_Objective_:
Without the pictures, copy the entries below word for word.
+---+
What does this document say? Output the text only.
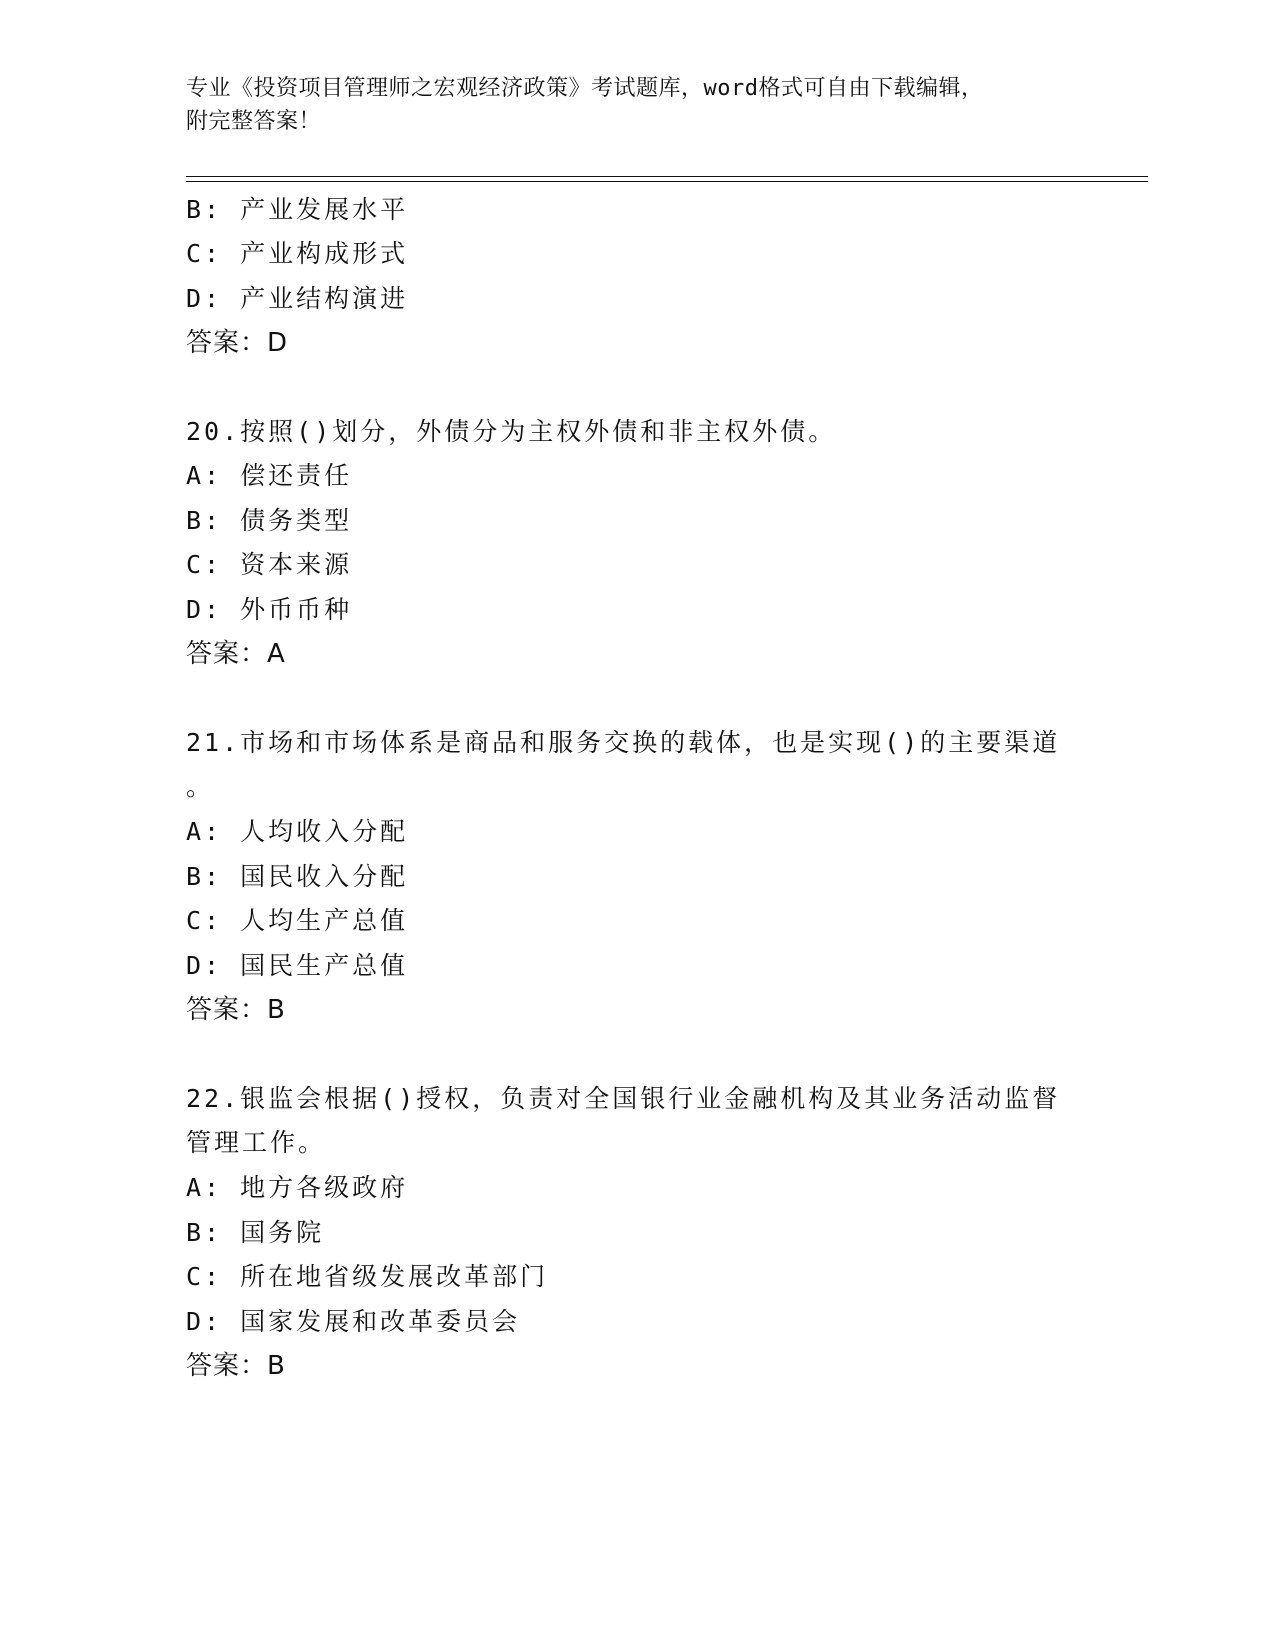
专业《投资项目管理师之宏观经济政策》考试题库，word格式可自由下载编辑，
附完整答案！
B: 产业发展水平
C: 产业构成形式
D: 产业结构演进
答案：D
20.按照()划分，外债分为主权外债和非主权外债。
A: 偿还责任
B: 债务类型
C: 资本来源
D: 外币币种
答案：A
21.市场和市场体系是商品和服务交换的载体，也是实现()的主要渠道
。
A: 人均收入分配
B: 国民收入分配
C: 人均生产总值
D: 国民生产总值
答案：B
22.银监会根据()授权，负责对全国银行业金融机构及其业务活动监督
管理工作。
A: 地方各级政府
B: 国务院
C: 所在地省级发展改革部门
D: 国家发展和改革委员会
答案：B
+---+
_Answer to this exercise_:
What does this document say? Output the text only.
专业《投资项目管理师之宏观经济政策》考试题库，word格式可自由下载编辑，
附完整答案！
B: 产业发展水平
C: 产业构成形式
D: 产业结构演进
答案：D
20.按照()划分，外债分为主权外债和非主权外债。
A: 偿还责任
B: 债务类型
C: 资本来源
D: 外币币种
答案：A
21.市场和市场体系是商品和服务交换的载体，也是实现()的主要渠道
。
A: 人均收入分配
B: 国民收入分配
C: 人均生产总值
D: 国民生产总值
答案：B
22.银监会根据()授权，负责对全国银行业金融机构及其业务活动监督
管理工作。
A: 地方各级政府
B: 国务院
C: 所在地省级发展改革部门
D: 国家发展和改革委员会
答案：B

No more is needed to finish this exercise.